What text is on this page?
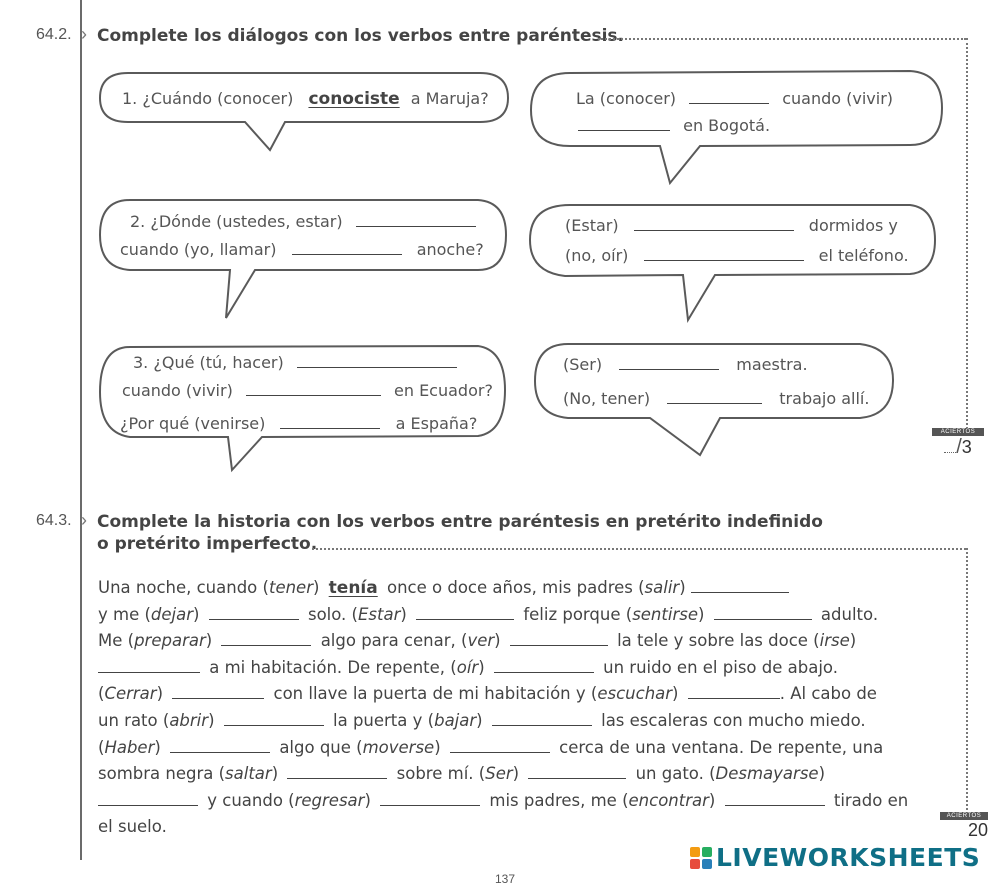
64.2. › Complete los diálogos con los verbos entre paréntesis.
1. ¿Cuándo (conocer) conociste a Maruja?	La (conocer)	cuando (vivir)
en Bogotá.
2. ¿Dónde (ustedes, estar)
cuando (yo, llamar)	anoche?
(Estar)	dormidos y
(no, oír)	el teléfono.
3. ¿Qué (tú, hacer)
cuando (vivir)	en Ecuador?
¿Por qué (venirse)	a España?
(Ser)	maestra.
(No, tener)	trabajo allí.
ACIERTOS
/3
64.3. › Complete la historia con los verbos entre paréntesis en pretérito indefinido
o pretérito imperfecto.
Una noche, cuando (tener) tenía once o doce años, mis padres (salir)
y me (dejar)	solo. (Estar)	feliz porque (sentirse)	adulto.
Me (preparar)	algo para cenar, (ver)	la tele y sobre las doce (irse)
a mi habitación. De repente, (oír)	un ruido en el piso de abajo.
(Cerrar)	con llave la puerta de mi habitación y (escuchar)	. Al cabo de
un rato (abrir)	la puerta y (bajar)	las escaleras con mucho miedo.
(Haber)	algo que (moverse)	cerca de una ventana. De repente, una
sombra negra (saltar)	sobre mí. (Ser)	un gato. (Desmayarse)
y cuando (regresar)	mis padres, me (encontrar)	tirado en
el suelo.
ACIERTOS
20
LIVEWORKSHEETS
137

------------------------------------------------------------------------

• _TASK STATEMENT_:
Extract the full listing above verbatim; pictures are to be left out of the copy.

• _TASK ANSWER_:
What text is on this page?
64.2. › Complete los diálogos con los verbos entre paréntesis.
1. ¿Cuándo (conocer) conociste a Maruja?	La (conocer)	cuando (vivir)
en Bogotá.
2. ¿Dónde (ustedes, estar)
cuando (yo, llamar)	anoche?
(Estar)	dormidos y
(no, oír)	el teléfono.
3. ¿Qué (tú, hacer)
cuando (vivir)	en Ecuador?
¿Por qué (venirse)	a España?
(Ser)	maestra.
(No, tener)	trabajo allí.
ACIERTOS
/3
64.3. › Complete la historia con los verbos entre paréntesis en pretérito indefinido
o pretérito imperfecto.
Una noche, cuando (tener) tenía once o doce años, mis padres (salir)
y me (dejar)	solo. (Estar)	feliz porque (sentirse)	adulto.
Me (preparar)	algo para cenar, (ver)	la tele y sobre las doce (irse)
a mi habitación. De repente, (oír)	un ruido en el piso de abajo.
(Cerrar)	con llave la puerta de mi habitación y (escuchar)	. Al cabo de
un rato (abrir)	la puerta y (bajar)	las escaleras con mucho miedo.
(Haber)	algo que (moverse)	cerca de una ventana. De repente, una
sombra negra (saltar)	sobre mí. (Ser)	un gato. (Desmayarse)
y cuando (regresar)	mis padres, me (encontrar)	tirado en
el suelo.
ACIERTOS
20
LIVEWORKSHEETS
137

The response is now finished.